-------- Records shown
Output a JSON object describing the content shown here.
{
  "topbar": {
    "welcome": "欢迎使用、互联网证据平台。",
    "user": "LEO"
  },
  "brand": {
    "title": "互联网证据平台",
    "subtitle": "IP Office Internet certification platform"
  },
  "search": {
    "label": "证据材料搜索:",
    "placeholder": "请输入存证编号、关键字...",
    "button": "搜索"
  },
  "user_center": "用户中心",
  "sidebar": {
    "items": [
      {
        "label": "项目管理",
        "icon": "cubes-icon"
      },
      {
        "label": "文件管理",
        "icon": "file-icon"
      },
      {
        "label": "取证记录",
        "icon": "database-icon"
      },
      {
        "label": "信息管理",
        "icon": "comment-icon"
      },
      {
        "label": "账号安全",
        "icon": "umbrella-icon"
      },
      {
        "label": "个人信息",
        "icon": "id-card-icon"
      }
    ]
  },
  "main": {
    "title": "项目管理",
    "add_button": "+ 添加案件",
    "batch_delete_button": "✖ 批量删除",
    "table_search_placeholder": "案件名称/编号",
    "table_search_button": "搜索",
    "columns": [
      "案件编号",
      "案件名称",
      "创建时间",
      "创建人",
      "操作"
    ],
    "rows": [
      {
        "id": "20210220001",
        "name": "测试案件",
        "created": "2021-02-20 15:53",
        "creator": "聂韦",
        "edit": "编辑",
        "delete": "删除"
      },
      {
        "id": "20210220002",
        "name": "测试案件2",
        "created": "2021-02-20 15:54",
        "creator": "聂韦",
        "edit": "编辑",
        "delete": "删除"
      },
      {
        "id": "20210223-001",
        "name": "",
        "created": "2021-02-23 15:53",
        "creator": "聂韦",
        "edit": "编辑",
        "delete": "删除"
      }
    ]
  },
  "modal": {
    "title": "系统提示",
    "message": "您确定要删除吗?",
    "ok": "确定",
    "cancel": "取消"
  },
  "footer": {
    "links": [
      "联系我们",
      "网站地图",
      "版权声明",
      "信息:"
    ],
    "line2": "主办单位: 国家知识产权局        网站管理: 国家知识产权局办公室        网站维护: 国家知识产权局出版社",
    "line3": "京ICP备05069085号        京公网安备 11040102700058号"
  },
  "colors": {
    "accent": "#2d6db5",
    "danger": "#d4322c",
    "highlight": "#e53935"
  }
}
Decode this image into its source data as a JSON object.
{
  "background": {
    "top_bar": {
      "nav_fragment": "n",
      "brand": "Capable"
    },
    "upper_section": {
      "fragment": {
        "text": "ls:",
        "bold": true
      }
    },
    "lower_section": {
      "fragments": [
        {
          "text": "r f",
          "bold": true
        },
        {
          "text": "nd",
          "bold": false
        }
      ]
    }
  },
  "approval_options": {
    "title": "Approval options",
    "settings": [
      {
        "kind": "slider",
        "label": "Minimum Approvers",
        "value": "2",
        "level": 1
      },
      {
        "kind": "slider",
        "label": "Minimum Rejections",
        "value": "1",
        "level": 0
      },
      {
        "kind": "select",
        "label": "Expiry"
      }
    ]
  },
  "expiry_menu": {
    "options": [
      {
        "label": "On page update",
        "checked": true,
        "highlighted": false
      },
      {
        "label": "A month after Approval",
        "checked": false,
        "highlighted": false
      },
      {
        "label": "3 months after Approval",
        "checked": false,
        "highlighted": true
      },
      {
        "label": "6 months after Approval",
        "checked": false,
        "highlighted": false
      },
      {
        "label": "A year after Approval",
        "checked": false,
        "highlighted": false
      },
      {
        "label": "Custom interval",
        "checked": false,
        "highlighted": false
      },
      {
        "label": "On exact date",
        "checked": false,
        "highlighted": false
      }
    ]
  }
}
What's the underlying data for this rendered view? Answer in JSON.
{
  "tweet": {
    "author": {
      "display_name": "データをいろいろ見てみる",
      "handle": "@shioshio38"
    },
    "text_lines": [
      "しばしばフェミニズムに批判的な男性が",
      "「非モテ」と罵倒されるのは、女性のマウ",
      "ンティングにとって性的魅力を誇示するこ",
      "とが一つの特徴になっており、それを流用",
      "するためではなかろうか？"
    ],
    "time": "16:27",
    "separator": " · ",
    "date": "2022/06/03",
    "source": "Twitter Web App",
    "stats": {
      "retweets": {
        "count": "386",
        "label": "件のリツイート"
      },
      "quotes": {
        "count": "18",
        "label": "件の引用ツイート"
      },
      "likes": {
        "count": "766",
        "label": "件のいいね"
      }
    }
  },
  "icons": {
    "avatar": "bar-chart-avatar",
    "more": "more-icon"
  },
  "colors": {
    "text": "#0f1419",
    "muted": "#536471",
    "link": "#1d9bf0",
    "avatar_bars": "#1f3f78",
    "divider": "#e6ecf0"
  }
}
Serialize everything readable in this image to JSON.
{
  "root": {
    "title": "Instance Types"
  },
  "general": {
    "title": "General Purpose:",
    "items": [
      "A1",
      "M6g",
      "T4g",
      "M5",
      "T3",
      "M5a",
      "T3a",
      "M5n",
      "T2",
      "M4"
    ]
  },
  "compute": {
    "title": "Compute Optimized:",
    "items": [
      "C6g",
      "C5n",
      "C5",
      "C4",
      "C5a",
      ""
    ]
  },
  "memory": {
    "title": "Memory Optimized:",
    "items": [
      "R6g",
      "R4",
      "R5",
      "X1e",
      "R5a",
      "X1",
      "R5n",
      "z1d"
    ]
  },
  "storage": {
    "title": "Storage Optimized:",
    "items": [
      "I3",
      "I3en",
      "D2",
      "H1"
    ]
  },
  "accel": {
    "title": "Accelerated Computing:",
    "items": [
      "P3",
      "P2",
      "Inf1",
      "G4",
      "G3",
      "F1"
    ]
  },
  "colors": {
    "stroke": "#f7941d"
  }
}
----------------
_Exercise directions_.
Output all of the material, please, exactly as it stands.

_The answer_.
Output a JSON object describing the content shown here.
{
  "topbar": {
    "welcome": "欢迎使用、互联网证据平台。",
    "user": "LEO"
  },
  "brand": {
    "title": "互联网证据平台",
    "subtitle": "IP Office Internet certification platform"
  },
  "search": {
    "label": "证据材料搜索:",
    "placeholder": "请输入存证编号、关键字...",
    "button": "搜索"
  },
  "user_center": "用户中心",
  "sidebar": {
    "items": [
      {
        "label": "项目管理",
        "icon": "cubes-icon"
      },
      {
        "label": "文件管理",
        "icon": "file-icon"
      },
      {
        "label": "取证记录",
        "icon": "database-icon"
      },
      {
        "label": "信息管理",
        "icon": "comment-icon"
      },
      {
        "label": "账号安全",
        "icon": "umbrella-icon"
      },
      {
        "label": "个人信息",
        "icon": "id-card-icon"
      }
    ]
  },
  "main": {
    "title": "项目管理",
    "add_button": "+ 添加案件",
    "batch_delete_button": "✖ 批量删除",
    "table_search_placeholder": "案件名称/编号",
    "table_search_button": "搜索",
    "columns": [
      "案件编号",
      "案件名称",
      "创建时间",
      "创建人",
      "操作"
    ],
    "rows": [
      {
        "id": "20210220001",
        "name": "测试案件",
        "created": "2021-02-20 15:53",
        "creator": "聂韦",
        "edit": "编辑",
        "delete": "删除"
      },
      {
        "id": "20210220002",
        "name": "测试案件2",
        "created": "2021-02-20 15:54",
        "creator": "聂韦",
        "edit": "编辑",
        "delete": "删除"
      },
      {
        "id": "20210223-001",
        "name": "",
        "created": "2021-02-23 15:53",
        "creator": "聂韦",
        "edit": "编辑",
        "delete": "删除"
      }
    ]
  },
  "modal": {
    "title": "系统提示",
    "message": "您确定要删除吗?",
    "ok": "确定",
    "cancel": "取消"
  },
  "footer": {
    "links": [
      "联系我们",
      "网站地图",
      "版权声明",
      "信息:"
    ],
    "line2": "主办单位: 国家知识产权局        网站管理: 国家知识产权局办公室        网站维护: 国家知识产权局出版社",
    "line3": "京ICP备05069085号        京公网安备 11040102700058号"
  },
  "colors": {
    "accent": "#2d6db5",
    "danger": "#d4322c",
    "highlight": "#e53935"
  }
}
Decode this image into its source data as a JSON object.
{
  "background": {
    "top_bar": {
      "nav_fragment": "n",
      "brand": "Capable"
    },
    "upper_section": {
      "fragment": {
        "text": "ls:",
        "bold": true
      }
    },
    "lower_section": {
      "fragments": [
        {
          "text": "r f",
          "bold": true
        },
        {
          "text": "nd",
          "bold": false
        }
      ]
    }
  },
  "approval_options": {
    "title": "Approval options",
    "settings": [
      {
        "kind": "slider",
        "label": "Minimum Approvers",
        "value": "2",
        "level": 1
      },
      {
        "kind": "slider",
        "label": "Minimum Rejections",
        "value": "1",
        "level": 0
      },
      {
        "kind": "select",
        "label": "Expiry"
      }
    ]
  },
  "expiry_menu": {
    "options": [
      {
        "label": "On page update",
        "checked": true,
        "highlighted": false
      },
      {
        "label": "A month after Approval",
        "checked": false,
        "highlighted": false
      },
      {
        "label": "3 months after Approval",
        "checked": false,
        "highlighted": true
      },
      {
        "label": "6 months after Approval",
        "checked": false,
        "highlighted": false
      },
      {
        "label": "A year after Approval",
        "checked": false,
        "highlighted": false
      },
      {
        "label": "Custom interval",
        "checked": false,
        "highlighted": false
      },
      {
        "label": "On exact date",
        "checked": false,
        "highlighted": false
      }
    ]
  }
}
What's the underlying data for this rendered view? Answer in JSON.
{
  "tweet": {
    "author": {
      "display_name": "データをいろいろ見てみる",
      "handle": "@shioshio38"
    },
    "text_lines": [
      "しばしばフェミニズムに批判的な男性が",
      "「非モテ」と罵倒されるのは、女性のマウ",
      "ンティングにとって性的魅力を誇示するこ",
      "とが一つの特徴になっており、それを流用",
      "するためではなかろうか？"
    ],
    "time": "16:27",
    "separator": " · ",
    "date": "2022/06/03",
    "source": "Twitter Web App",
    "stats": {
      "retweets": {
        "count": "386",
        "label": "件のリツイート"
      },
      "quotes": {
        "count": "18",
        "label": "件の引用ツイート"
      },
      "likes": {
        "count": "766",
        "label": "件のいいね"
      }
    }
  },
  "icons": {
    "avatar": "bar-chart-avatar",
    "more": "more-icon"
  },
  "colors": {
    "text": "#0f1419",
    "muted": "#536471",
    "link": "#1d9bf0",
    "avatar_bars": "#1f3f78",
    "divider": "#e6ecf0"
  }
}
Serialize everything readable in this image to JSON.
{
  "root": {
    "title": "Instance Types"
  },
  "general": {
    "title": "General Purpose:",
    "items": [
      "A1",
      "M6g",
      "T4g",
      "M5",
      "T3",
      "M5a",
      "T3a",
      "M5n",
      "T2",
      "M4"
    ]
  },
  "compute": {
    "title": "Compute Optimized:",
    "items": [
      "C6g",
      "C5n",
      "C5",
      "C4",
      "C5a",
      ""
    ]
  },
  "memory": {
    "title": "Memory Optimized:",
    "items": [
      "R6g",
      "R4",
      "R5",
      "X1e",
      "R5a",
      "X1",
      "R5n",
      "z1d"
    ]
  },
  "storage": {
    "title": "Storage Optimized:",
    "items": [
      "I3",
      "I3en",
      "D2",
      "H1"
    ]
  },
  "accel": {
    "title": "Accelerated Computing:",
    "items": [
      "P3",
      "P2",
      "Inf1",
      "G4",
      "G3",
      "F1"
    ]
  },
  "colors": {
    "stroke": "#f7941d"
  }
}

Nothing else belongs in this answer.